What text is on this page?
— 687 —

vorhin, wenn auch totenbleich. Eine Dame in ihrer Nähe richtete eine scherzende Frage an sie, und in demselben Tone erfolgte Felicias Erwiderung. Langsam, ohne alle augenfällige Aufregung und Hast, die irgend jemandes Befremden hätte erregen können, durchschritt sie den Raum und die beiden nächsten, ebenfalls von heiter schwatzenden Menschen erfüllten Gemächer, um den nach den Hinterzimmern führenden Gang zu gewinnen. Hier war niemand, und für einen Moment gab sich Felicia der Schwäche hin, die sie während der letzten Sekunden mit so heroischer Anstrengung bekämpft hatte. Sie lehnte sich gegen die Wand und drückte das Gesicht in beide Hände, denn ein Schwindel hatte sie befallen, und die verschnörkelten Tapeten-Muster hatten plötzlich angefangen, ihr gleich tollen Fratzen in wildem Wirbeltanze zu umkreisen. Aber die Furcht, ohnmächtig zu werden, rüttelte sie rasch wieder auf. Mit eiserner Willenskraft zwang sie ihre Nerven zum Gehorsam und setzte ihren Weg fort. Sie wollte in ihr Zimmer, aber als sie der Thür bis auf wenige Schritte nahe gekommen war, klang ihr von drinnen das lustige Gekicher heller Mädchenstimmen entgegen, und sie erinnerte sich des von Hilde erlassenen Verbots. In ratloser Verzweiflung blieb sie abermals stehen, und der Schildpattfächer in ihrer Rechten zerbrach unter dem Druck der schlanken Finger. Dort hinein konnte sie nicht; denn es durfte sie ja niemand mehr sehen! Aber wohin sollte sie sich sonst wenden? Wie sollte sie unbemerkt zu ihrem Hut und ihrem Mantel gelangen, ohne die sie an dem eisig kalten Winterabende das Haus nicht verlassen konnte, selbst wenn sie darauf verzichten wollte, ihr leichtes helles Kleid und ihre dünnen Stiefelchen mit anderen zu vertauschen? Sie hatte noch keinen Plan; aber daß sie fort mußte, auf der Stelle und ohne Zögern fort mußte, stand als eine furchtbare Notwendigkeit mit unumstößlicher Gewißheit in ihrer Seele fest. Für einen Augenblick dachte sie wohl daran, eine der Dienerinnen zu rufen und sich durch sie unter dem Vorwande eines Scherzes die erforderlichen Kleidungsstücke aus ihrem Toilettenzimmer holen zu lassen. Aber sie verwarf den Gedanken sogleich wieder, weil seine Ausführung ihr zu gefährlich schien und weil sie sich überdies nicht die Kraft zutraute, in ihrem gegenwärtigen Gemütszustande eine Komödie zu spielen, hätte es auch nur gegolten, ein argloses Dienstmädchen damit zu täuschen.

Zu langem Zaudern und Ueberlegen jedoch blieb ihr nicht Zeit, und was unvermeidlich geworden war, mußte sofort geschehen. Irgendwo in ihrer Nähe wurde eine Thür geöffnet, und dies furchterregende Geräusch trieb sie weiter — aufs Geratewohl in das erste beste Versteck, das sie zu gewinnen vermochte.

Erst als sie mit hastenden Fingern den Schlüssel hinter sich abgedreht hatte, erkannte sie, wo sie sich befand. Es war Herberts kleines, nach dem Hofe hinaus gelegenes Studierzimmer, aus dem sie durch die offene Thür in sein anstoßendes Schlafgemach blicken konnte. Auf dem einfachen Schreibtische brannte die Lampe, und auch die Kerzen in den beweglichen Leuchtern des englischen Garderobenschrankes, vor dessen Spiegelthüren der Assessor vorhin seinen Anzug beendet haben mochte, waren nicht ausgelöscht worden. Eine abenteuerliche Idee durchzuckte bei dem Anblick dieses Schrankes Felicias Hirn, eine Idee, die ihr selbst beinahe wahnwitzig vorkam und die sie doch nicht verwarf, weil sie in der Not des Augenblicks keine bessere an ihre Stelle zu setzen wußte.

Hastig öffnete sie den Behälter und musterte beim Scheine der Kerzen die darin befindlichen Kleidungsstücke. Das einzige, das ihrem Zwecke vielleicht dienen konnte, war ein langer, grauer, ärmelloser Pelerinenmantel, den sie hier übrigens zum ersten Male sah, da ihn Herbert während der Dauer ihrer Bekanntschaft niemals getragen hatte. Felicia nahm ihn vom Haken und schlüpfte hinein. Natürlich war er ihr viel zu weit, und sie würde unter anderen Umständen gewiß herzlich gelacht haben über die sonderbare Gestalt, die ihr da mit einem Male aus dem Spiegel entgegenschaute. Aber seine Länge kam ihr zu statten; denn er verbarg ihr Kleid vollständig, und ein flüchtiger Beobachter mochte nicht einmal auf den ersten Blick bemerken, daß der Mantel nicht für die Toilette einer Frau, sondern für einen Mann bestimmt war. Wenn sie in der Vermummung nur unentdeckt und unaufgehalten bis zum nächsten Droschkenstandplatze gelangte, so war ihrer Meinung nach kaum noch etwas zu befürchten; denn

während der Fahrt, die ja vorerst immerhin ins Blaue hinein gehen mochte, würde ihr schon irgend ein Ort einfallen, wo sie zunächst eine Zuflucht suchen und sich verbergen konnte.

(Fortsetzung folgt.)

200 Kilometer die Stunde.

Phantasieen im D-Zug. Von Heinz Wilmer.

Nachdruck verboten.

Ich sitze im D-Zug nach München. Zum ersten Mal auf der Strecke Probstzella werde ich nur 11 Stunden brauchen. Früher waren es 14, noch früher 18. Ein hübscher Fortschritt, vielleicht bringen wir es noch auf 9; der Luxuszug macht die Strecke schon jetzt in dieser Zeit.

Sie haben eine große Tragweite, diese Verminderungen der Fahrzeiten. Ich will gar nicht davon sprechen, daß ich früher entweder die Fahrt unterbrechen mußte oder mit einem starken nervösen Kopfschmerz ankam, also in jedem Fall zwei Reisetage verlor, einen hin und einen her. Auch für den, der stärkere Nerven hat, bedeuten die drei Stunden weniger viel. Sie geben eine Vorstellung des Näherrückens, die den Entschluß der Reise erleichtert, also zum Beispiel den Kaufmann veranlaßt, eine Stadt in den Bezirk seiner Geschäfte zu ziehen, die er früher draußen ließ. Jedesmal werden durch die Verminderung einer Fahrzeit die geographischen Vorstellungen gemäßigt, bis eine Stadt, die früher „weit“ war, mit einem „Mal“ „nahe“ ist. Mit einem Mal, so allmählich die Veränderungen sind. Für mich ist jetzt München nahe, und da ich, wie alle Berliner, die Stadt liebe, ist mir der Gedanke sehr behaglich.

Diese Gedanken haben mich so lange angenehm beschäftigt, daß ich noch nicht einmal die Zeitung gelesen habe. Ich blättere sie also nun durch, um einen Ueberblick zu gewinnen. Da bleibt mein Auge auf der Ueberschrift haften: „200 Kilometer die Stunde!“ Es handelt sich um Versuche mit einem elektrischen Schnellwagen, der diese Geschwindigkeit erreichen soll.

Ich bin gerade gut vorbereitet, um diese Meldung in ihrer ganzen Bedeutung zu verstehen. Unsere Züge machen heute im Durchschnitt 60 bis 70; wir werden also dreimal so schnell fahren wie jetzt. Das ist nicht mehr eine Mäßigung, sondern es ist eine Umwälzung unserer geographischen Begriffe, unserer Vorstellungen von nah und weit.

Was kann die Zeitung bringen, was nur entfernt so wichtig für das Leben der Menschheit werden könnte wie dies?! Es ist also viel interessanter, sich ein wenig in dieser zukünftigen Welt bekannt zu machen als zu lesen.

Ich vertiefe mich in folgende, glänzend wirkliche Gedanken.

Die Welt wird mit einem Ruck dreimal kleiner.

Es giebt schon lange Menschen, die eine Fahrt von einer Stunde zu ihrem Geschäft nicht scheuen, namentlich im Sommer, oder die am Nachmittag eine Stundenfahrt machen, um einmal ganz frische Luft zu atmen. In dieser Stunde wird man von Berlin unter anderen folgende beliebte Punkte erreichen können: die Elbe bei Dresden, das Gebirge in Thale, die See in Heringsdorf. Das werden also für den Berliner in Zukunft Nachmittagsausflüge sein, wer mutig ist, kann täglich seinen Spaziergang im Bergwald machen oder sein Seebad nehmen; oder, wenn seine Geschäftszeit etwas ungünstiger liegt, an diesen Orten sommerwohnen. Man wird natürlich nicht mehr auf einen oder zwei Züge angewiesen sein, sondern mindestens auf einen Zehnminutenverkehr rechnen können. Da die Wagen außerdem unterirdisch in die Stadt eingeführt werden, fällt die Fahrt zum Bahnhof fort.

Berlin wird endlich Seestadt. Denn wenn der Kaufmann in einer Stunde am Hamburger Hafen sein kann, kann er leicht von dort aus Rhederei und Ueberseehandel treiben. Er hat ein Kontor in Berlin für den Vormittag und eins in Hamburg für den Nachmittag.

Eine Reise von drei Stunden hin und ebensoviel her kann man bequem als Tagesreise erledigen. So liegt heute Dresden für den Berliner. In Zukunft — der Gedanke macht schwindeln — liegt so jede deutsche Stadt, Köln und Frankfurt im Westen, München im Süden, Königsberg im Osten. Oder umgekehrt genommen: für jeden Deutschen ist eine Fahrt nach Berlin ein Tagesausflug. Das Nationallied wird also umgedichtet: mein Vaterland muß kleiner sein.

========================================================================

Show every line above in which the word "Welt" occurs.

→ ANSWER:
Was kann die Zeitung bringen, was nur entfernt so wichtig für das Leben der Menschheit werden könnte wie dies?! Es ist also viel interessanter, sich ein wenig in dieser zukünftigen Welt bekannt zu machen als zu lesen.
Die Welt wird mit einem Ruck dreimal kleiner.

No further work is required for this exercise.